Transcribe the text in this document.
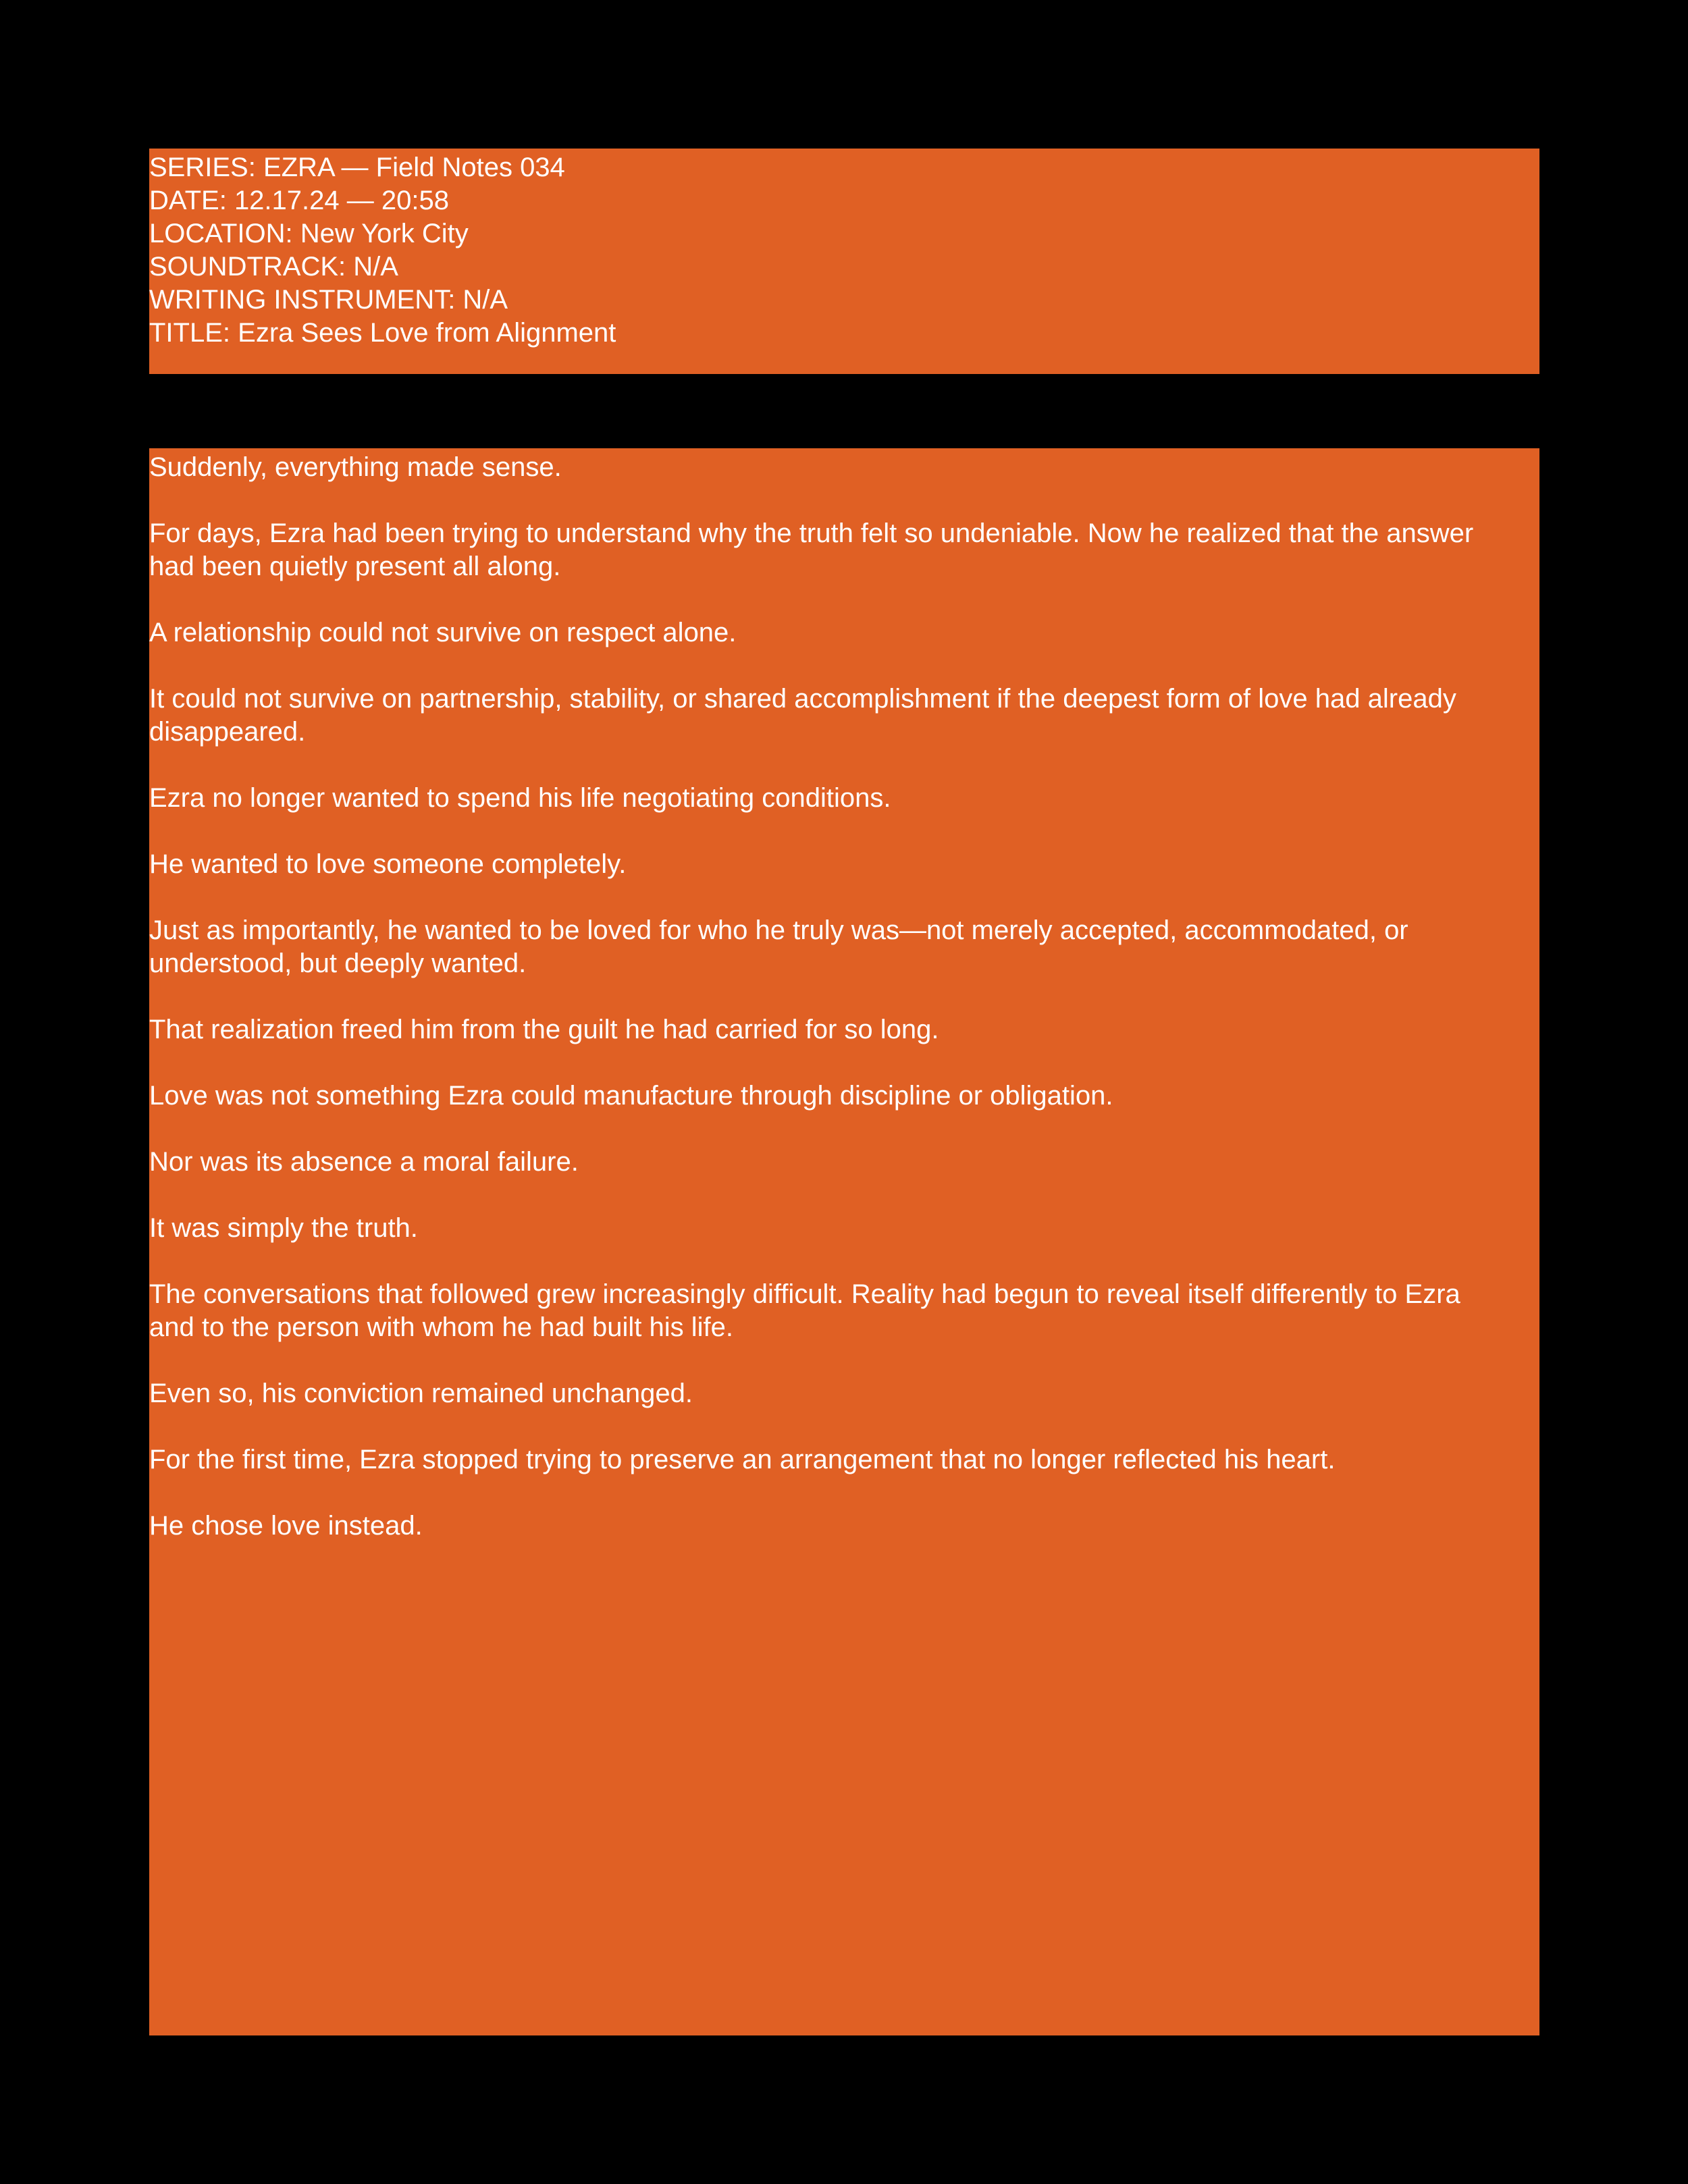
SERIES: EZRA — Field Notes 034
DATE: 12.17.24 — 20:58
LOCATION: New York City
SOUNDTRACK: N/A
WRITING INSTRUMENT: N/A
TITLE: Ezra Sees Love from Alignment

Suddenly, everything made sense.

For days, Ezra had been trying to understand why the truth felt so undeniable. Now he realized that the answer had been quietly present all along.

A relationship could not survive on respect alone.

It could not survive on partnership, stability, or shared accomplishment if the deepest form of love had already disappeared.

Ezra no longer wanted to spend his life negotiating conditions.

He wanted to love someone completely.

Just as importantly, he wanted to be loved for who he truly was—not merely accepted, accommodated, or understood, but deeply wanted.

That realization freed him from the guilt he had carried for so long.

Love was not something Ezra could manufacture through discipline or obligation.

Nor was its absence a moral failure.

It was simply the truth.

The conversations that followed grew increasingly difficult. Reality had begun to reveal itself differently to Ezra and to the person with whom he had built his life.

Even so, his conviction remained unchanged.

For the first time, Ezra stopped trying to preserve an arrangement that no longer reflected his heart.

He chose love instead.
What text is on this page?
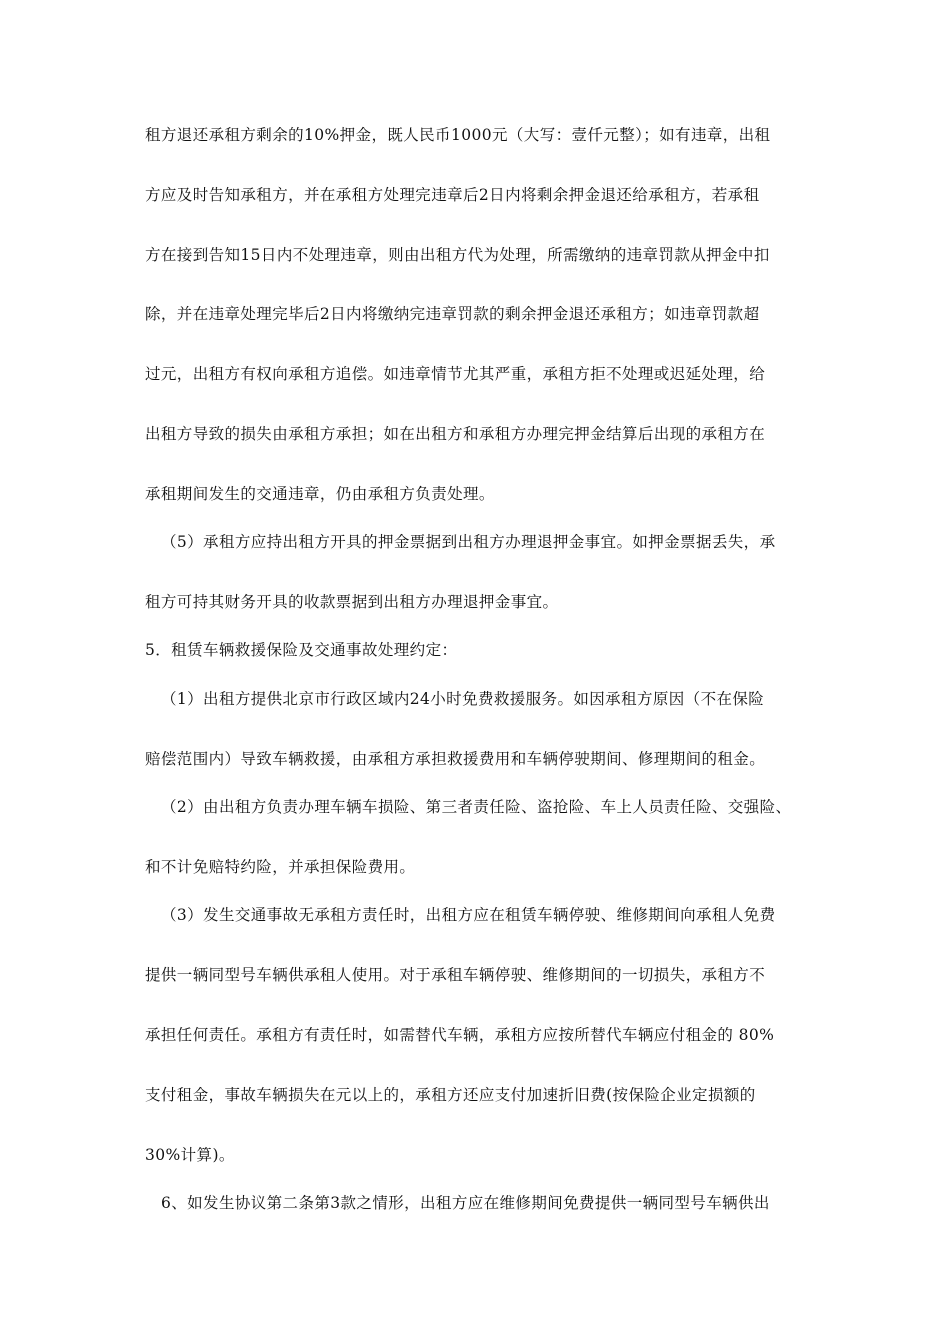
租方退还承租方剩余的10%押金，既人民币1000元（大写：壹仟元整）；如有违章，出租
方应及时告知承租方，并在承租方处理完违章后2日内将剩余押金退还给承租方，若承租
方在接到告知15日内不处理违章，则由出租方代为处理，所需缴纳的违章罚款从押金中扣
除，并在违章处理完毕后2日内将缴纳完违章罚款的剩余押金退还承租方；如违章罚款超
过元，出租方有权向承租方追偿。如违章情节尤其严重，承租方拒不处理或迟延处理，给
出租方导致的损失由承租方承担；如在出租方和承租方办理完押金结算后出现的承租方在
承租期间发生的交通违章，仍由承租方负责处理。
（5）承租方应持出租方开具的押金票据到出租方办理退押金事宜。如押金票据丢失，承
租方可持其财务开具的收款票据到出租方办理退押金事宜。
5．租赁车辆救援保险及交通事故处理约定：
（1）出租方提供北京市行政区域内24小时免费救援服务。如因承租方原因（不在保险
赔偿范围内）导致车辆救援，由承租方承担救援费用和车辆停驶期间、修理期间的租金。
（2）由出租方负责办理车辆车损险、第三者责任险、盗抢险、车上人员责任险、交强险、
和不计免赔特约险，并承担保险费用。
（3）发生交通事故无承租方责任时，出租方应在租赁车辆停驶、维修期间向承租人免费
提供一辆同型号车辆供承租人使用。对于承租车辆停驶、维修期间的一切损失，承租方不
承担任何责任。承租方有责任时，如需替代车辆，承租方应按所替代车辆应付租金的 80%
支付租金，事故车辆损失在元以上的，承租方还应支付加速折旧费(按保险企业定损额的
30%计算)。
6、如发生协议第二条第3款之情形，出租方应在维修期间免费提供一辆同型号车辆供出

════════════════

Requirement:
Keep the pictures out and write out the records exactly.

Answer to this problem:
Transcribe the text in this document.
SERIES: EZRA — Field Notes 034
DATE: 12.17.24 — 20:58
LOCATION: New York City
SOUNDTRACK: N/A
WRITING INSTRUMENT: N/A
TITLE: Ezra Sees Love from Alignment

Suddenly, everything made sense.

For days, Ezra had been trying to understand why the truth felt so undeniable. Now he realized that the answer had been quietly present all along.

A relationship could not survive on respect alone.

It could not survive on partnership, stability, or shared accomplishment if the deepest form of love had already disappeared.

Ezra no longer wanted to spend his life negotiating conditions.

He wanted to love someone completely.

Just as importantly, he wanted to be loved for who he truly was—not merely accepted, accommodated, or understood, but deeply wanted.

That realization freed him from the guilt he had carried for so long.

Love was not something Ezra could manufacture through discipline or obligation.

Nor was its absence a moral failure.

It was simply the truth.

The conversations that followed grew increasingly difficult. Reality had begun to reveal itself differently to Ezra and to the person with whom he had built his life.

Even so, his conviction remained unchanged.

For the first time, Ezra stopped trying to preserve an arrangement that no longer reflected his heart.

He chose love instead.
What text is on this page?
租方退还承租方剩余的10%押金，既人民币1000元（大写：壹仟元整）；如有违章，出租
方应及时告知承租方，并在承租方处理完违章后2日内将剩余押金退还给承租方，若承租
方在接到告知15日内不处理违章，则由出租方代为处理，所需缴纳的违章罚款从押金中扣
除，并在违章处理完毕后2日内将缴纳完违章罚款的剩余押金退还承租方；如违章罚款超
过元，出租方有权向承租方追偿。如违章情节尤其严重，承租方拒不处理或迟延处理，给
出租方导致的损失由承租方承担；如在出租方和承租方办理完押金结算后出现的承租方在
承租期间发生的交通违章，仍由承租方负责处理。
（5）承租方应持出租方开具的押金票据到出租方办理退押金事宜。如押金票据丢失，承
租方可持其财务开具的收款票据到出租方办理退押金事宜。
5．租赁车辆救援保险及交通事故处理约定：
（1）出租方提供北京市行政区域内24小时免费救援服务。如因承租方原因（不在保险
赔偿范围内）导致车辆救援，由承租方承担救援费用和车辆停驶期间、修理期间的租金。
（2）由出租方负责办理车辆车损险、第三者责任险、盗抢险、车上人员责任险、交强险、
和不计免赔特约险，并承担保险费用。
（3）发生交通事故无承租方责任时，出租方应在租赁车辆停驶、维修期间向承租人免费
提供一辆同型号车辆供承租人使用。对于承租车辆停驶、维修期间的一切损失，承租方不
承担任何责任。承租方有责任时，如需替代车辆，承租方应按所替代车辆应付租金的 80%
支付租金，事故车辆损失在元以上的，承租方还应支付加速折旧费(按保险企业定损额的
30%计算)。
6、如发生协议第二条第3款之情形，出租方应在维修期间免费提供一辆同型号车辆供出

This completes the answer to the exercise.